══ EXCERPTED TEXT

The famous tun of Heidelberg is a pitiful curiosity, which does not even interest by its antiquity; for the old tun is gone to pieces, and the elector, Charles Theodore, by building a new one, has not gained immortality. Yet I would advise every traveller to go into the cellar, for he will find something which he does not expect, and which will please him just as it pleased me: it is Clemens. -I mean the wooden statue of an old fool of the electoral court, with a real fool's physiognomy. In this individual we recognise the genus at the first look. It is not so much wit (which is never pardoned any truth) as jollity (of which nothing is taken amiss) that lives and speaks in, and out of, this face. In the mouth of this lusty, well-fed personage, every thing is turned into joke; into home-felt joke; but never into bitter sarcasm. Indeed I should like to have such a fool about me, and I must find fault with all the crowned heads for having allowed such an useful custom to become obsolete.

The statue of honest Clemens is going fast to decay, and surely that is a pity. His physiognomy alone gave me a lucid moment of delight, and I had much rather recall him to life than the celebrated Lady Moratta, whose monument you find at St. Peter's church in Heidelberg. She died in the twenty-ninth year of her age, and notwithstanding her youth, understood several learned languages. Her husband, too, one Grundler, is mentioned in the inscription by her side. You

know I am no admirer of those ladies who are so learned, that they make of a husband a mere domestic animal.

If you, my dear girl, ever come to Heidelberg, you will, perhaps, inquire for the spring called Wolfsbrunnen, which was so famous, and so pleas ant, and at which our good king is said to have once taken his breakfast. Yes, in those times, lime trees, three hundred years old, formed the dome over the fountain, and their branches had grown so closely together, that they could be used like a floor to walk on, to place tables and chairs on the top, and make merry in the verdant twilight.

The female visitors (so the neighbours relate) sat on the top of the trees, engaged in reading or knitting stockings; or even had a harpsichord placed by them; while the gentlemen played on the flute, among the umbrageous branches; in the cool grotto below, tea or coffee was made; the source murmured secretly and invisibly behind the green tapestry, exhaling perfume. But all this you must not now ask for you will find nothing but a square basin surrounded with trunks of trees. All those beautiful lime trees were felled a few weeks ago. "Who gave these orders?" exclaimed I with indignation. "The electoral treasury," was the reply. Those thick trees yield fine wood, and the fat trouts in the stream could not bear the excessive coolness of the shade. I really wish that every counsellor of the treasury who consented to this robbery of beauteous nature, may be obliged to wander about, twice a year, in the parching summer heat and in the glow of the midday sun, panting in vain for such a shady spot.

════
══ LISTED RECORDS

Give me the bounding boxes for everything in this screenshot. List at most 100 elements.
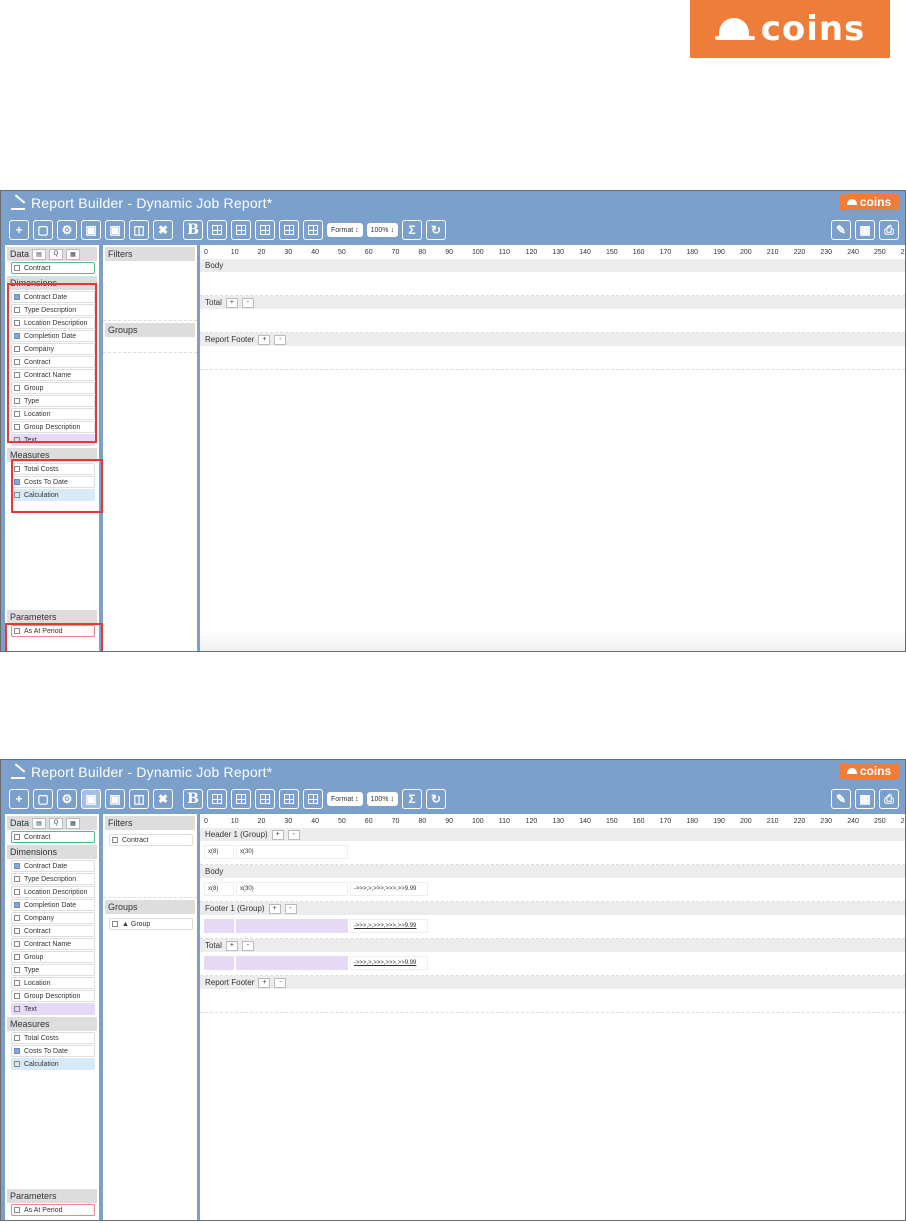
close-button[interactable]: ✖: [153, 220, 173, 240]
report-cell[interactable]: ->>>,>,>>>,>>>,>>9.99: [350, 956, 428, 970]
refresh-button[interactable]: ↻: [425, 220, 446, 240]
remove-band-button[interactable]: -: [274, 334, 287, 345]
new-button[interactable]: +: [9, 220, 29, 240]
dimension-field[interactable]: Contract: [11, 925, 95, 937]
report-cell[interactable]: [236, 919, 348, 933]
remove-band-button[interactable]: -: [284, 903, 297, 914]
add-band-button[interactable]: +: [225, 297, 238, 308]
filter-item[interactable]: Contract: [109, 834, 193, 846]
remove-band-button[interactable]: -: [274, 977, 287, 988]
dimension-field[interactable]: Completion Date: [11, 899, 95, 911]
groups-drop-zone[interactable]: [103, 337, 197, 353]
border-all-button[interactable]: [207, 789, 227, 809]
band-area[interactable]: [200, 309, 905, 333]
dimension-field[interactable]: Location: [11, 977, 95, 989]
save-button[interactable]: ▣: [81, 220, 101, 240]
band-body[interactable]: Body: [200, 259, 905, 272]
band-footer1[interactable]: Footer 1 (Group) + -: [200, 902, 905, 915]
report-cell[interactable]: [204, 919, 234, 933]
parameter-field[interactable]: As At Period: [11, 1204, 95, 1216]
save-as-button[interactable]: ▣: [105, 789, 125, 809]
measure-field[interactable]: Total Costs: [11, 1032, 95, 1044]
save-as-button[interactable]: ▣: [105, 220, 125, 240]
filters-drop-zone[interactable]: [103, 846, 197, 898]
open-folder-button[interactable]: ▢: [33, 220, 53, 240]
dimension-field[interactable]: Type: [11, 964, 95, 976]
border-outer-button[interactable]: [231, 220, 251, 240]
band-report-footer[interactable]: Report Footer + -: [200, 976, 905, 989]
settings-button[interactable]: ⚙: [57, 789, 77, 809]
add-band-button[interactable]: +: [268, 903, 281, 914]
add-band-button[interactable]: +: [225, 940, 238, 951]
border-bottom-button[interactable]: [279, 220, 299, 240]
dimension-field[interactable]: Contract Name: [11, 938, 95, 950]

════

> **GIVEN EXERCISE 1**:
Answer these questions about the text on Heidelberg:
(a) Which elector built the new tun?
(b) In what year of her age did Lady Moratta die?
(c) According to the reply the writer received, who ordered the lime trees at Wolfsbrunnen felled?
> **GIVEN EXERCISE 2**:
Continue the text on Heidelberg from its final sentence, keeping the same letter style.

> **TASK OUTPUT 1**:
(a) Charles Theodore
(b) Her twenty-ninth year
(c) The electoral treasury

> **TASK OUTPUT 2**:
Oh, this is not the only sin which the spirit of electoral economy, which was never designed to hover over such a paradise, has committed, or at least wished to commit. It was intended to have demolished the magnificent ruins of the Hall of the Knights, in order to sell the stones. The fairy gardens of Schwetzingen were to have been let out for potatoe fields, as the expense of keeping them was deemed too great. This I call making a poet an accountant; but both these measures have been effectually protested against. With the Hall of the Knights, the ancient castle of Heidelberg would be deprived of its finest ornament; and if Schwetzingen causes a great expense, it on the other hand attracts a multitude of wealthy strangers. O! may every hand be blasted which is eager to destroy whatever has given pleasure to mankind for centuries!

Before we take our final leave of Heidelberg, I must conduct you to the beautiful bridge, built on the site of that which was swept away by a flood in 1783 or '84. At that time, St. John, to the great joy of all pious believers, remained standing alone upon a solitary pillar. Notwithstanding this undeniable miracle, the good saint was obliged, after the new bridge was built, to give way to the blind heathen goddess Minerva.

Facing her, stands the statue of the elector, Charles Theodore. In an engagement whick took place last war on this bridge, the goddess was terribly maltreated with grape-shot, and is now perfectly qualified to be the emblem of the Germanic empire.

KOTZEBUE.

TASSO'S "JERUSALEM DELIVERED."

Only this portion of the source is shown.